_WORK TO BE COMPLETED_
Report only how many lines of the entries below contain the string "Response".

_THE INPUT_
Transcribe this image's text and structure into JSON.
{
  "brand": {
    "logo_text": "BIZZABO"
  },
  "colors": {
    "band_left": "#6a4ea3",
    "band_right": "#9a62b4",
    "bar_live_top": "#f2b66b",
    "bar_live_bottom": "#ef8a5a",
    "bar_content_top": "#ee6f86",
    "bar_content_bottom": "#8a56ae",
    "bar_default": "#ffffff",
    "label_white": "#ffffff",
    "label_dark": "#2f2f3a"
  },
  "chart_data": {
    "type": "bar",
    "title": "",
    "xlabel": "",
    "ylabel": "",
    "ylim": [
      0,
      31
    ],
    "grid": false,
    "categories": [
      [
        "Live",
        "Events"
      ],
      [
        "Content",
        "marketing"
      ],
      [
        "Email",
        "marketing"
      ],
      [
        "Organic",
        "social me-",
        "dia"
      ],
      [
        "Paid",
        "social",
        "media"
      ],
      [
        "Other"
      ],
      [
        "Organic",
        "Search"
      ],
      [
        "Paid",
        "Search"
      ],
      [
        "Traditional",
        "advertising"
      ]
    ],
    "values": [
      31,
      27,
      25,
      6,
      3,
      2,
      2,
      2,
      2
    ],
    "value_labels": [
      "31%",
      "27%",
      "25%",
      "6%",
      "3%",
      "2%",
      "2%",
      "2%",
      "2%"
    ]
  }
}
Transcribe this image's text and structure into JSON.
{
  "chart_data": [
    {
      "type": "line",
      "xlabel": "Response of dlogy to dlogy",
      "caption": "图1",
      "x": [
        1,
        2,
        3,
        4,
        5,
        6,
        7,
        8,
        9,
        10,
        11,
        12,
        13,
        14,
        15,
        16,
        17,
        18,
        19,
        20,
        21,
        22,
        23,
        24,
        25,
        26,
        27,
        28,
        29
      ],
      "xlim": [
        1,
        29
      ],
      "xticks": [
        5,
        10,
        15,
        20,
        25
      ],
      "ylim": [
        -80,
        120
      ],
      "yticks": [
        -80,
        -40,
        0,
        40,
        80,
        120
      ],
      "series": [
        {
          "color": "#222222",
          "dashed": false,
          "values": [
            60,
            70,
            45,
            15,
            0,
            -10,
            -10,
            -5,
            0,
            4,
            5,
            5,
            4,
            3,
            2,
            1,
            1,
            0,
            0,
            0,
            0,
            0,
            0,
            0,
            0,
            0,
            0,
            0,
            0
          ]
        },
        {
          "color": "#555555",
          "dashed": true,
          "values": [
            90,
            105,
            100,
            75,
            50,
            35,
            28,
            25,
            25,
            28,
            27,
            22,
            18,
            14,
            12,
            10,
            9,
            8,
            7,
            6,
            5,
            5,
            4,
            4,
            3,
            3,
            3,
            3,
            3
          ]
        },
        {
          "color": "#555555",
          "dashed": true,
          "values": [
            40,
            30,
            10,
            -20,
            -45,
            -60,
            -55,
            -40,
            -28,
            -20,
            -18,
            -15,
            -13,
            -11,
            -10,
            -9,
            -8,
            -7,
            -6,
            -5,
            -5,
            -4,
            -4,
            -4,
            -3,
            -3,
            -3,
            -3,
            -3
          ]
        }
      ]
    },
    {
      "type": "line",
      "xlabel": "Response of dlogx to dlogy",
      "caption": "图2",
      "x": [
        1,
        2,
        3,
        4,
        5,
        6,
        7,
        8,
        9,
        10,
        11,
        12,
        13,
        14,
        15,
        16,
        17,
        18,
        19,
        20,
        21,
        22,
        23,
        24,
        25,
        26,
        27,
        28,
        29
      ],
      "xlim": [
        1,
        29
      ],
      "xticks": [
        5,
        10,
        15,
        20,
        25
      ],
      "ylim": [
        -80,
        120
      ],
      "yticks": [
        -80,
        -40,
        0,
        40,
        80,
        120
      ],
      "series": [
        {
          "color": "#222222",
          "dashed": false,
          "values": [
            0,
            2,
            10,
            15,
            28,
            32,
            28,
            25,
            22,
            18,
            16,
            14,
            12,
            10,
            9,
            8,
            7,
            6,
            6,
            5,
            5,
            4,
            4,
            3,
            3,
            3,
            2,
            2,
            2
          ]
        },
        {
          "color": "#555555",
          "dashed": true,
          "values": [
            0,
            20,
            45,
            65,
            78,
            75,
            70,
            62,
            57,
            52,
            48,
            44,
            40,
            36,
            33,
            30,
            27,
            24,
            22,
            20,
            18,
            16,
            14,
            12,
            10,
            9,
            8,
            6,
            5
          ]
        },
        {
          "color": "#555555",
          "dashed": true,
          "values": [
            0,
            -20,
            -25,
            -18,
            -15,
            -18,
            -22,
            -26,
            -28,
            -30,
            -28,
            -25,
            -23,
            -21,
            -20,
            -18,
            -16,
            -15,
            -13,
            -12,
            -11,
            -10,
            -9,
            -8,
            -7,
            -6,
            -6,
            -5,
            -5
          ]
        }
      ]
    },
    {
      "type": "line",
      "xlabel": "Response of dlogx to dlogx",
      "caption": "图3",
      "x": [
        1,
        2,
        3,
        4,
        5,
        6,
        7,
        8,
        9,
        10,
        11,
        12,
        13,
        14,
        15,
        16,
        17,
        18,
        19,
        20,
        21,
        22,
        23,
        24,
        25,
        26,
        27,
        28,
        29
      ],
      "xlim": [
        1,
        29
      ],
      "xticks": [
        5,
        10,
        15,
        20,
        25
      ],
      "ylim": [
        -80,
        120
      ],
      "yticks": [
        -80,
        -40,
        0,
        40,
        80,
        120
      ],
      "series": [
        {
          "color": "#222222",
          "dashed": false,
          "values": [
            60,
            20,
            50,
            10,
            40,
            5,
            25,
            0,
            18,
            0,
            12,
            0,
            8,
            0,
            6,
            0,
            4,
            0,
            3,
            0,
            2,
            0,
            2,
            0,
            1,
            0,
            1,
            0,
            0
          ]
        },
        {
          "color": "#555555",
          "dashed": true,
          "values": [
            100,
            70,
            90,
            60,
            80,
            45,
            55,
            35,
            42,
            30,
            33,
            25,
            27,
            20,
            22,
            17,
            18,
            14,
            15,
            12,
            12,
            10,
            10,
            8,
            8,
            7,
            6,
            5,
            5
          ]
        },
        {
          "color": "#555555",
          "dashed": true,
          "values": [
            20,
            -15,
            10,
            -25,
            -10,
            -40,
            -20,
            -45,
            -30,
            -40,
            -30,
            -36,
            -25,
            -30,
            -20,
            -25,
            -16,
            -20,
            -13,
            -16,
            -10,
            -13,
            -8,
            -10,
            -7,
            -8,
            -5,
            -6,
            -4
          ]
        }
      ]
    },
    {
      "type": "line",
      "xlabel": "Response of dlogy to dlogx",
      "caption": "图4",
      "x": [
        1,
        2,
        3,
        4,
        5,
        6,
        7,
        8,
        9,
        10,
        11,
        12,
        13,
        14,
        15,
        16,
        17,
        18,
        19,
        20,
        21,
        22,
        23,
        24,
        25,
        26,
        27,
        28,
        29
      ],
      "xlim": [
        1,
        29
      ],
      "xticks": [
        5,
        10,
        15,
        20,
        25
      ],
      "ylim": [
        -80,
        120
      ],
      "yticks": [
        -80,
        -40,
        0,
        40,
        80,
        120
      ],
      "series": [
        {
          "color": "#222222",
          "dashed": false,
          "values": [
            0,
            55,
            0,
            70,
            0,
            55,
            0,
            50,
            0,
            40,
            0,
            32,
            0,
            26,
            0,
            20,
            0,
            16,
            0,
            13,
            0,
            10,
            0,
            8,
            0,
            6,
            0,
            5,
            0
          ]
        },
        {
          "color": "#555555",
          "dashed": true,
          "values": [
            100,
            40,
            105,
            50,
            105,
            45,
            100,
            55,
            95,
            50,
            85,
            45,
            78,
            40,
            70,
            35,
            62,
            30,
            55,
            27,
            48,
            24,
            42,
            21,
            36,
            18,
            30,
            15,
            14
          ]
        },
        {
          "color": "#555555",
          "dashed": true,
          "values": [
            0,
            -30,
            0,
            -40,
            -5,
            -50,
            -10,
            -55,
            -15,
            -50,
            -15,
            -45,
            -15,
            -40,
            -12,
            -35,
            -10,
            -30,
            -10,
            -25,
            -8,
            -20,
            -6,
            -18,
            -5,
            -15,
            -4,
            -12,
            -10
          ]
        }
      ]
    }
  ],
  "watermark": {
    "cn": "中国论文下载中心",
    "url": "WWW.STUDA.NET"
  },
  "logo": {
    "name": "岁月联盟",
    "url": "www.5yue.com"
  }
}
--
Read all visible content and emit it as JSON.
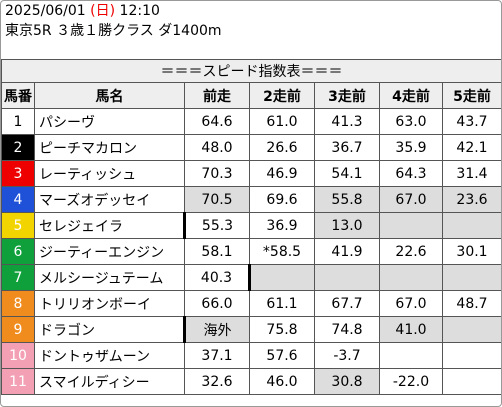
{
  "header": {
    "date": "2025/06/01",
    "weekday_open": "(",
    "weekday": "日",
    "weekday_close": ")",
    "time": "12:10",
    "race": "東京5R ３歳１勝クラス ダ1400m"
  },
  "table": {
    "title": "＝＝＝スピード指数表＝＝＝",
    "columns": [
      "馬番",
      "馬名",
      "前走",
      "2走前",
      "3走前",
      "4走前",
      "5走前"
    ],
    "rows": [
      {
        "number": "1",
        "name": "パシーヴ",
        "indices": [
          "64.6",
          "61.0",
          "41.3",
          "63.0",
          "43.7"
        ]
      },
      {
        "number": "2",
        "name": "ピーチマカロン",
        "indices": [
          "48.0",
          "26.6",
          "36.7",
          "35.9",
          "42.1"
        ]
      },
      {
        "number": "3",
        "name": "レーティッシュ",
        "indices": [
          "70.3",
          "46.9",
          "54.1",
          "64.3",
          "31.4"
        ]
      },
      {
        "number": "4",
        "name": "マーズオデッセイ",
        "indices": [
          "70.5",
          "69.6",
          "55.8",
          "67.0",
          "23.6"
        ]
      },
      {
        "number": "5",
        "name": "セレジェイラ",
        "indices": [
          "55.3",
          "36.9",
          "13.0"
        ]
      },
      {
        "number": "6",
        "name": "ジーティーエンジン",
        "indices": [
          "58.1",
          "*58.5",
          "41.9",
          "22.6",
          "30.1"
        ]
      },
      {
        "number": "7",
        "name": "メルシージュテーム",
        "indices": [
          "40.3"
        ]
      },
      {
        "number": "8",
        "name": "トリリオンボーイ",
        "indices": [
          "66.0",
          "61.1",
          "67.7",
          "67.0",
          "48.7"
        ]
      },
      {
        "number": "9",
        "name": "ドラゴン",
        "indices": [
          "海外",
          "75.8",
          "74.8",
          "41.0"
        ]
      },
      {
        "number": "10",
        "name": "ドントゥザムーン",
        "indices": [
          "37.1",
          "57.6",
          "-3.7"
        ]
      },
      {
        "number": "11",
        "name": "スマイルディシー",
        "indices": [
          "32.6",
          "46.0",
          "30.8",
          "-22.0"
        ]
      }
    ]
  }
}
---
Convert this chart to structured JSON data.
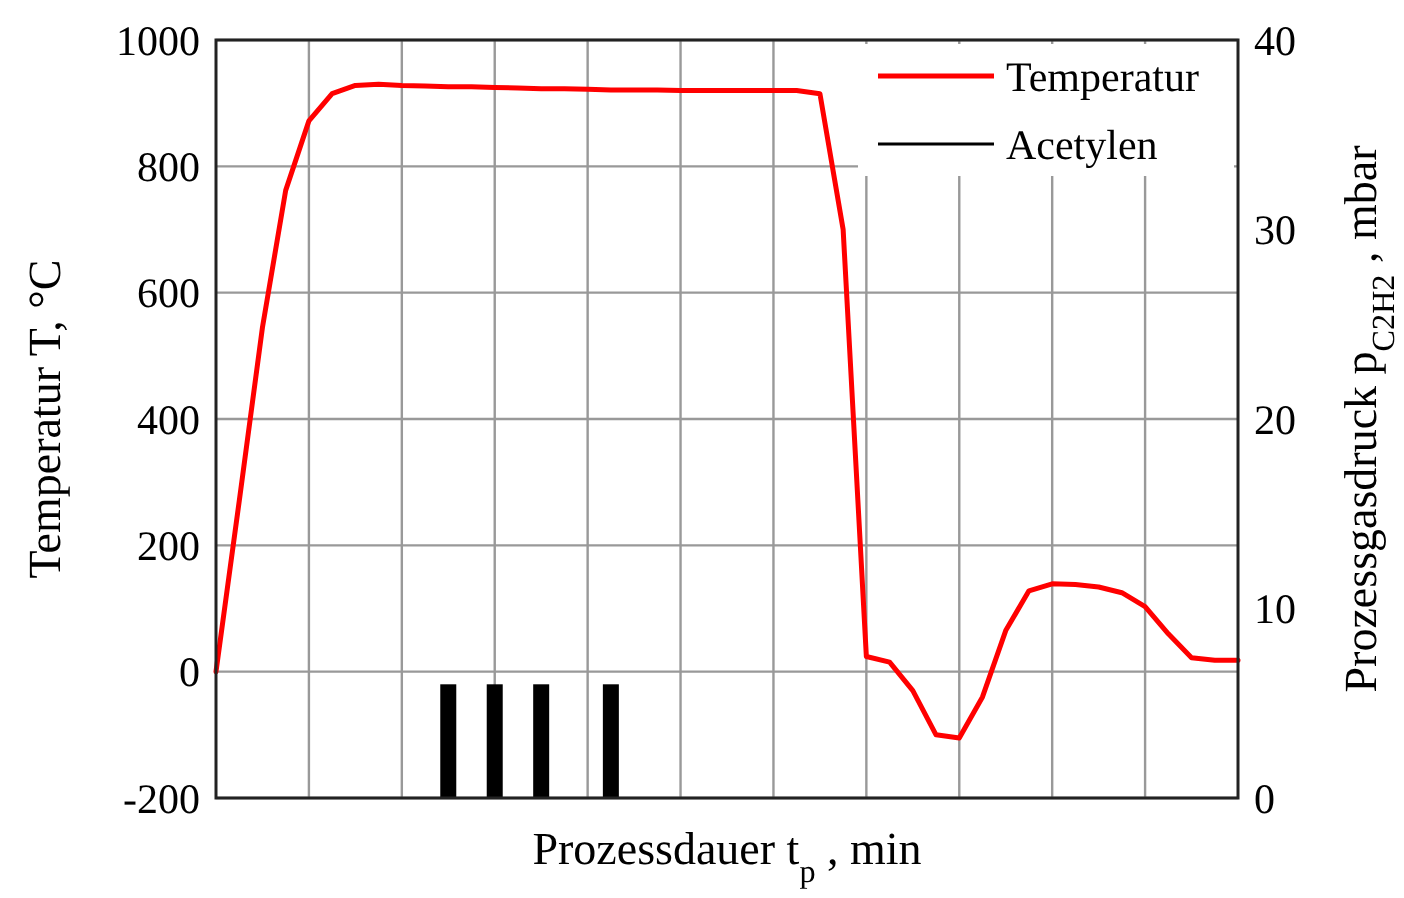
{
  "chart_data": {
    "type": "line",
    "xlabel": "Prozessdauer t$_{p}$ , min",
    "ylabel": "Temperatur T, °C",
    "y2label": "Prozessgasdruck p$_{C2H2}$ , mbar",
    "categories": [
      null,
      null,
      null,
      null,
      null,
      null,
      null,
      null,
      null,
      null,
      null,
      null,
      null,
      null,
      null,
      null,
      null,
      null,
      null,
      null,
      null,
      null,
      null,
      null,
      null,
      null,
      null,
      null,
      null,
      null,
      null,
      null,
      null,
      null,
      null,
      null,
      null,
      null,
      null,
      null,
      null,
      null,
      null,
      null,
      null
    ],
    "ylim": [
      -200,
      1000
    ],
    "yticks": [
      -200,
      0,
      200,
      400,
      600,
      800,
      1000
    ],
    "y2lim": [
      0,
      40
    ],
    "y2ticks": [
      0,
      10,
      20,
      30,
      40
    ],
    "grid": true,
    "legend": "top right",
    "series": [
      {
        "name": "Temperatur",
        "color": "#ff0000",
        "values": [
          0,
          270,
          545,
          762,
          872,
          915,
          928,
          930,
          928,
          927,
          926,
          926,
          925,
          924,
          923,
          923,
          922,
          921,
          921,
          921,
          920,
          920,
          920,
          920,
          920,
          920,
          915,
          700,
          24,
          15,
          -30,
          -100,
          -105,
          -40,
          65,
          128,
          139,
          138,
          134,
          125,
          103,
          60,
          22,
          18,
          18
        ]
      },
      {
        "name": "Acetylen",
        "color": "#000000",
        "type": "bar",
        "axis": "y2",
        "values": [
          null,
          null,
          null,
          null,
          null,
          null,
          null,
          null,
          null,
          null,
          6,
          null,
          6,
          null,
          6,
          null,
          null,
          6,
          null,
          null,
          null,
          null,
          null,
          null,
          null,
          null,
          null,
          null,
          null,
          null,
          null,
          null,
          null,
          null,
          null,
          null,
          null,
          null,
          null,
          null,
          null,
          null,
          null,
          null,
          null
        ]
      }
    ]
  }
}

_THE OUTPUT_
4